Input for this task:
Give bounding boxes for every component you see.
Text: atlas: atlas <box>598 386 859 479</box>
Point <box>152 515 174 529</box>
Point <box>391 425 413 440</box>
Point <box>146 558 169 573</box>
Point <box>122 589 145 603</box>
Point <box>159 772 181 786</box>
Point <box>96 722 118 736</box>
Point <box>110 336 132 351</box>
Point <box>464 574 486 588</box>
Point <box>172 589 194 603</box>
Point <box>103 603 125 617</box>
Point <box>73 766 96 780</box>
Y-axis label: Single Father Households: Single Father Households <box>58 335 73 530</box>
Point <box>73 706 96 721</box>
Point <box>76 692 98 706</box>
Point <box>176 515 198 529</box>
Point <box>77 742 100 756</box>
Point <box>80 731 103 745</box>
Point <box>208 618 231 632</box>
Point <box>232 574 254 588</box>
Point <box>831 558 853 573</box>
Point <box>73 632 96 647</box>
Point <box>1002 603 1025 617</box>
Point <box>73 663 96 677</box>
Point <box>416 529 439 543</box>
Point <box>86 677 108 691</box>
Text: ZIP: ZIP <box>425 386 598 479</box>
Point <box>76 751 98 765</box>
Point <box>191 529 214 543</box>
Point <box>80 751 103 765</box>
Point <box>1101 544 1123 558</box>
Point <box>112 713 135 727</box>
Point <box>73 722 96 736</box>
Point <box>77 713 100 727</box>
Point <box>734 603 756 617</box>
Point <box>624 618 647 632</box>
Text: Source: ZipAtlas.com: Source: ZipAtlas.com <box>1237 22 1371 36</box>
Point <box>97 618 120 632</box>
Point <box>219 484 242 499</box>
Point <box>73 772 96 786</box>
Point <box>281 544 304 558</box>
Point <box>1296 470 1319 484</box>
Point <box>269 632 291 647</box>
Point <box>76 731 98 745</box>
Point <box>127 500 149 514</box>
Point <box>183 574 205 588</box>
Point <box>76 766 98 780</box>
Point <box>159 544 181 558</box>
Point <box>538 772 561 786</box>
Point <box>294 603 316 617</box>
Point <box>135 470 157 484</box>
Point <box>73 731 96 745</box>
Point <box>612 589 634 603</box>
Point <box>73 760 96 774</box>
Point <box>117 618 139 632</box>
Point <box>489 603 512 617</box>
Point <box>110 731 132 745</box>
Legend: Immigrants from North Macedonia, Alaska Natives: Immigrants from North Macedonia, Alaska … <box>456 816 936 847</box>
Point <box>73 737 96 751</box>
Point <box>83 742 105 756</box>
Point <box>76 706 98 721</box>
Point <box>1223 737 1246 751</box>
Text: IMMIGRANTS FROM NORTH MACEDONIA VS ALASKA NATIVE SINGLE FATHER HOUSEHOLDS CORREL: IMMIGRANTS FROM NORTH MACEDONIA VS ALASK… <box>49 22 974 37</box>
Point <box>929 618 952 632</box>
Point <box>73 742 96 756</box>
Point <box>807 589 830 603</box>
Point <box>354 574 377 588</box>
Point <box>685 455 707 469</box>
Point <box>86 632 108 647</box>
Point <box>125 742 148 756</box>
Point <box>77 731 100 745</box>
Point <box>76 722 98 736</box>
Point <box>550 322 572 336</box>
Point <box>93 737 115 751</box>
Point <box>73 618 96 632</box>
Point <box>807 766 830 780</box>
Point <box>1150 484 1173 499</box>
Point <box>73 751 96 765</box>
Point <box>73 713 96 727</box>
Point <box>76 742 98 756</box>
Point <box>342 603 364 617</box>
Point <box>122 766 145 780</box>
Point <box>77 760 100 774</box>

Task directions: Convert every line of the entries above into a JSON list of strings, with one string per line and any blank lines left out.

Complete answer:
[
  "Give bounding boxes for every component you see.",
  "Text: atlas: atlas <box>598 386 859 479</box>",
  "Point <box>152 515 174 529</box>",
  "Point <box>391 425 413 440</box>",
  "Point <box>146 558 169 573</box>",
  "Point <box>122 589 145 603</box>",
  "Point <box>159 772 181 786</box>",
  "Point <box>96 722 118 736</box>",
  "Point <box>110 336 132 351</box>",
  "Point <box>464 574 486 588</box>",
  "Point <box>172 589 194 603</box>",
  "Point <box>103 603 125 617</box>",
  "Point <box>73 766 96 780</box>",
  "Y-axis label: Single Father Households: Single Father Households <box>58 335 73 530</box>",
  "Point <box>73 706 96 721</box>",
  "Point <box>76 692 98 706</box>",
  "Point <box>176 515 198 529</box>",
  "Point <box>77 742 100 756</box>",
  "Point <box>80 731 103 745</box>",
  "Point <box>208 618 231 632</box>",
  "Point <box>232 574 254 588</box>",
  "Point <box>831 558 853 573</box>",
  "Point <box>73 632 96 647</box>",
  "Point <box>1002 603 1025 617</box>",
  "Point <box>73 663 96 677</box>",
  "Point <box>416 529 439 543</box>",
  "Point <box>86 677 108 691</box>",
  "Text: ZIP: ZIP <box>425 386 598 479</box>",
  "Point <box>76 751 98 765</box>",
  "Point <box>191 529 214 543</box>",
  "Point <box>80 751 103 765</box>",
  "Point <box>1101 544 1123 558</box>",
  "Point <box>112 713 135 727</box>",
  "Point <box>73 722 96 736</box>",
  "Point <box>77 713 100 727</box>",
  "Point <box>734 603 756 617</box>",
  "Point <box>624 618 647 632</box>",
  "Text: Source: ZipAtlas.com: Source: ZipAtlas.com <box>1237 22 1371 36</box>",
  "Point <box>97 618 120 632</box>",
  "Point <box>219 484 242 499</box>",
  "Point <box>73 772 96 786</box>",
  "Point <box>281 544 304 558</box>",
  "Point <box>1296 470 1319 484</box>",
  "Point <box>269 632 291 647</box>",
  "Point <box>76 731 98 745</box>",
  "Point <box>127 500 149 514</box>",
  "Point <box>183 574 205 588</box>",
  "Point <box>76 766 98 780</box>",
  "Point <box>159 544 181 558</box>",
  "Point <box>538 772 561 786</box>",
  "Point <box>294 603 316 617</box>",
  "Point <box>135 470 157 484</box>",
  "Point <box>73 731 96 745</box>",
  "Point <box>612 589 634 603</box>",
  "Point <box>73 760 96 774</box>",
  "Point <box>117 618 139 632</box>",
  "Point <box>489 603 512 617</box>",
  "Point <box>110 731 132 745</box>",
  "Legend: Immigrants from North Macedonia, Alaska Natives: Immigrants from North Macedonia, Alaska … <box>456 816 936 847</box>",
  "Point <box>73 737 96 751</box>",
  "Point <box>83 742 105 756</box>",
  "Point <box>76 706 98 721</box>",
  "Point <box>1223 737 1246 751</box>",
  "Text: IMMIGRANTS FROM NORTH MACEDONIA VS ALASKA NATIVE SINGLE FATHER HOUSEHOLDS CORREL: IMMIGRANTS FROM NORTH MACEDONIA VS ALASK… <box>49 22 974 37</box>",
  "Point <box>929 618 952 632</box>",
  "Point <box>73 742 96 756</box>",
  "Point <box>807 589 830 603</box>",
  "Point <box>354 574 377 588</box>",
  "Point <box>685 455 707 469</box>",
  "Point <box>86 632 108 647</box>",
  "Point <box>125 742 148 756</box>",
  "Point <box>77 731 100 745</box>",
  "Point <box>76 722 98 736</box>",
  "Point <box>550 322 572 336</box>",
  "Point <box>93 737 115 751</box>",
  "Point <box>73 618 96 632</box>",
  "Point <box>807 766 830 780</box>",
  "Point <box>1150 484 1173 499</box>",
  "Point <box>73 751 96 765</box>",
  "Point <box>73 713 96 727</box>",
  "Point <box>76 742 98 756</box>",
  "Point <box>342 603 364 617</box>",
  "Point <box>122 766 145 780</box>",
  "Point <box>77 760 100 774</box>"
]